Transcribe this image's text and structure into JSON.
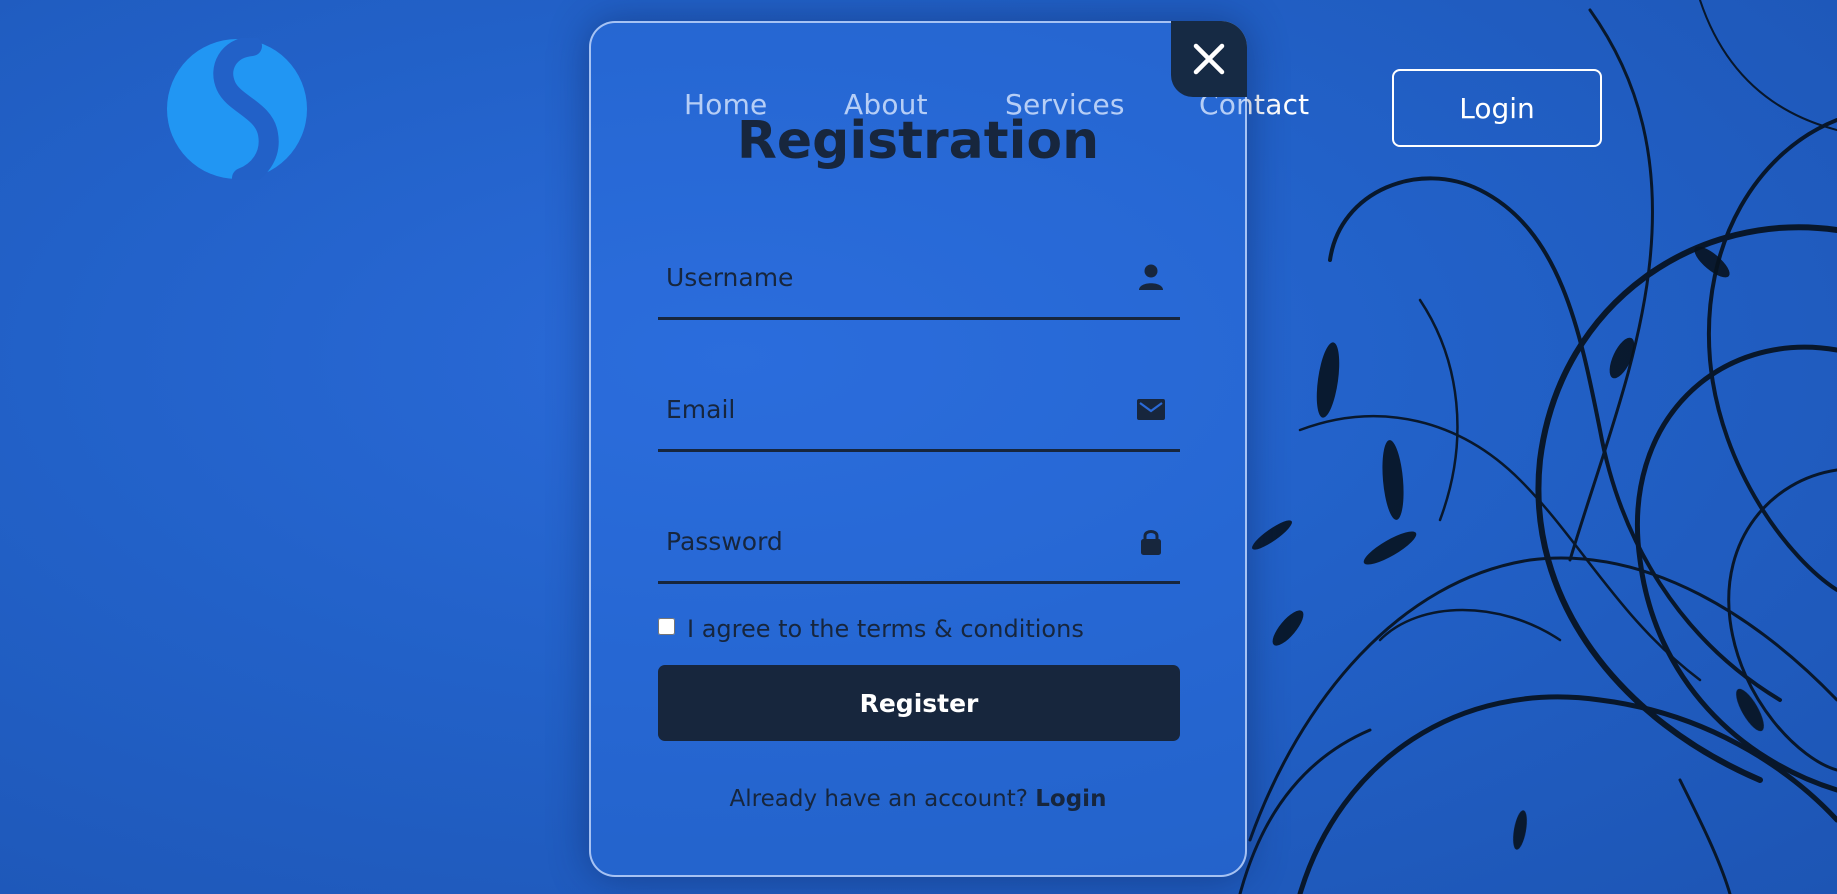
{
  "nav": {
    "links": [
      {
        "label": "Home"
      },
      {
        "label": "About"
      },
      {
        "label": "Services"
      },
      {
        "label": "Contact"
      }
    ],
    "login_label": "Login"
  },
  "logo": {
    "icon": "s-logo-icon",
    "color": "#2196f3"
  },
  "modal": {
    "title": "Registration",
    "close_icon": "close-icon",
    "fields": [
      {
        "placeholder": "Username",
        "value": "",
        "icon": "user-icon"
      },
      {
        "placeholder": "Email",
        "value": "",
        "icon": "mail-icon"
      },
      {
        "placeholder": "Password",
        "value": "",
        "icon": "lock-icon"
      }
    ],
    "terms_label": "I agree to the terms & conditions",
    "terms_checked": false,
    "register_label": "Register",
    "already_text": "Already have an account?",
    "login_link": "Login"
  },
  "colors": {
    "background": "#2261c8",
    "dark": "#17263d",
    "accent": "#2196f3",
    "white": "#ffffff"
  }
}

- - - - - - -

*Task statement*. Your task is to copy the entries in full and exactly, without any images.

*Exercise response*.
Transcribe this image's text and structure into JSON.
{
  "nav": {
    "links": [
      {
        "label": "Home"
      },
      {
        "label": "About"
      },
      {
        "label": "Services"
      },
      {
        "label": "Contact"
      }
    ],
    "login_label": "Login"
  },
  "logo": {
    "icon": "s-logo-icon",
    "color": "#2196f3"
  },
  "modal": {
    "title": "Registration",
    "close_icon": "close-icon",
    "fields": [
      {
        "placeholder": "Username",
        "value": "",
        "icon": "user-icon"
      },
      {
        "placeholder": "Email",
        "value": "",
        "icon": "mail-icon"
      },
      {
        "placeholder": "Password",
        "value": "",
        "icon": "lock-icon"
      }
    ],
    "terms_label": "I agree to the terms & conditions",
    "terms_checked": false,
    "register_label": "Register",
    "already_text": "Already have an account?",
    "login_link": "Login"
  },
  "colors": {
    "background": "#2261c8",
    "dark": "#17263d",
    "accent": "#2196f3",
    "white": "#ffffff"
  }
}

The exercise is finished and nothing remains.